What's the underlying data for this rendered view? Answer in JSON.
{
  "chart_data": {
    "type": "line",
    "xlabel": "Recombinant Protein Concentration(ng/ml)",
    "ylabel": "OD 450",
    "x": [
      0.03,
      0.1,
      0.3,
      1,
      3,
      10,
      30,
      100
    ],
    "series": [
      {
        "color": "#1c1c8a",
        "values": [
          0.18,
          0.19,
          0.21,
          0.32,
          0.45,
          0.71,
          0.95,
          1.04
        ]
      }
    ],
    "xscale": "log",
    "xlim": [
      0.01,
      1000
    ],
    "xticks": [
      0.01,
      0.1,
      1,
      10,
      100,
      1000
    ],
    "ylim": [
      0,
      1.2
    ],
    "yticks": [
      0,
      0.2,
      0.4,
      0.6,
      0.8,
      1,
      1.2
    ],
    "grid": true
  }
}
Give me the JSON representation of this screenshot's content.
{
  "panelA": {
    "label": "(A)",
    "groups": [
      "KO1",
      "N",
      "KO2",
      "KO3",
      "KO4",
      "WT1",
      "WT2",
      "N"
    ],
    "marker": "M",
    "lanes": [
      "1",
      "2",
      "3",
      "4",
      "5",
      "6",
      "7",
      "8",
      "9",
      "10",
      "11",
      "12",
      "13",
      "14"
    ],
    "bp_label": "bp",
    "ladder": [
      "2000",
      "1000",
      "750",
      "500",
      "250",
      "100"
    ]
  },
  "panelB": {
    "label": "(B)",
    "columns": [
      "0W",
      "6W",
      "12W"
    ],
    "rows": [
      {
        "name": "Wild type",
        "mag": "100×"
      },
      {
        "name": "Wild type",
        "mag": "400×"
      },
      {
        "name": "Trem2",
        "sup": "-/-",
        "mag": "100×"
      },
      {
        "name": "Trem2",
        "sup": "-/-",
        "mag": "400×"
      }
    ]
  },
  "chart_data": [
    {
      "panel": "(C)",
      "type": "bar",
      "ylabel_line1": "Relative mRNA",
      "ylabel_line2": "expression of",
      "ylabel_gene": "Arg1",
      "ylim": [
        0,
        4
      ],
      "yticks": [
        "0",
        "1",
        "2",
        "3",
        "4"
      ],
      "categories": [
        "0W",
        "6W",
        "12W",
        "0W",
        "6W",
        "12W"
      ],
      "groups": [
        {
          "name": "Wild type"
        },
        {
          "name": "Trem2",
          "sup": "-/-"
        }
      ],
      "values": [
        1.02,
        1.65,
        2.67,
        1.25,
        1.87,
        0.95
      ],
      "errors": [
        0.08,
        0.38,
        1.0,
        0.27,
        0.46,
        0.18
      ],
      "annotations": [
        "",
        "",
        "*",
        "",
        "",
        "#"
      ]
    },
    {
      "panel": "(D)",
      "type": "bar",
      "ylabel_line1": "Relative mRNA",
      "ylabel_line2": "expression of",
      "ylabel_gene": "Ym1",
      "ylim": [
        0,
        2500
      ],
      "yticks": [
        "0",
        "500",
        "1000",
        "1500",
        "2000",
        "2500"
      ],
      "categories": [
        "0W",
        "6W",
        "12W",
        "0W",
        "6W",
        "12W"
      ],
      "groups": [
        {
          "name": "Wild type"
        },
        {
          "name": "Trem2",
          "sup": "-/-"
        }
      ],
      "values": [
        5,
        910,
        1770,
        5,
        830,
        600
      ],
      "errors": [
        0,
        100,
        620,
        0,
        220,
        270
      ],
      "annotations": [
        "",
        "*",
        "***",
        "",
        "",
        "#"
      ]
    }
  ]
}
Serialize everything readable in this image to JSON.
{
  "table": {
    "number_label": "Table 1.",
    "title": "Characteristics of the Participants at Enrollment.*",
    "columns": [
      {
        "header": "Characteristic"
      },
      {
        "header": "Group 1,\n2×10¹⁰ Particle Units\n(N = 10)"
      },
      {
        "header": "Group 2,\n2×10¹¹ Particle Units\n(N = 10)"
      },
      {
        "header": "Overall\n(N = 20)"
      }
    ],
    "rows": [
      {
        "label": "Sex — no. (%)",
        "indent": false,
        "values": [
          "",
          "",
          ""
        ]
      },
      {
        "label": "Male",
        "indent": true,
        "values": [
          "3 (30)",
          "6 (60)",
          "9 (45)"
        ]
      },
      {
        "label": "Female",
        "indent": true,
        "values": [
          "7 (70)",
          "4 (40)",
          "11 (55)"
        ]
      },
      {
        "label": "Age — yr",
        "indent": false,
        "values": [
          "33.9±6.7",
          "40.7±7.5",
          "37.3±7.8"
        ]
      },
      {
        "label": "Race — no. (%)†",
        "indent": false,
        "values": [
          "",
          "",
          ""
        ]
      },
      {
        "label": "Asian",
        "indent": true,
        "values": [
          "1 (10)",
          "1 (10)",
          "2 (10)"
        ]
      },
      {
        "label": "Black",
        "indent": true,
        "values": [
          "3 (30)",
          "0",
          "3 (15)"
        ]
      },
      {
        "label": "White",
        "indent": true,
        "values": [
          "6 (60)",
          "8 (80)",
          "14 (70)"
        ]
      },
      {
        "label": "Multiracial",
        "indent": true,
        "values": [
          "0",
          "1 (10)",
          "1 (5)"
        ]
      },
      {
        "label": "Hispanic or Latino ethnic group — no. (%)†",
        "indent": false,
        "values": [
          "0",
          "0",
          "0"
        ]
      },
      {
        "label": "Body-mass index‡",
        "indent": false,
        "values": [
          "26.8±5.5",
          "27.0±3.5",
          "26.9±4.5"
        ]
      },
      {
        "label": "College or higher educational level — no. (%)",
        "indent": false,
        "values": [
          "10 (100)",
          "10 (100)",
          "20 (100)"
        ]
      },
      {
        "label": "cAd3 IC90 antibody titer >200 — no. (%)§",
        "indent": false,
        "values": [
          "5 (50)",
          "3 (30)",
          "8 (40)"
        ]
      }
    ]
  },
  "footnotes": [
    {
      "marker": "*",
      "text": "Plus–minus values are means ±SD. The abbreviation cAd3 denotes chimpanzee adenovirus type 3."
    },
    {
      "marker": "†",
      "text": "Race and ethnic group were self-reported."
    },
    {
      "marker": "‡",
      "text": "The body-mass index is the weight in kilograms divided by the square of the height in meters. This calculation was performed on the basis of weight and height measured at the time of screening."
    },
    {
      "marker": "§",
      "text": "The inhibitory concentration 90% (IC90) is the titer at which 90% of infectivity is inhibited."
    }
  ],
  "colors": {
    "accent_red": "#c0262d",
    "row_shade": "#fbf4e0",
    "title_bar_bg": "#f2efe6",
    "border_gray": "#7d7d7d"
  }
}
◆ ◆ ◆ ◆ ◆
Say how many lines of the listing above contain "header", with no other words.

4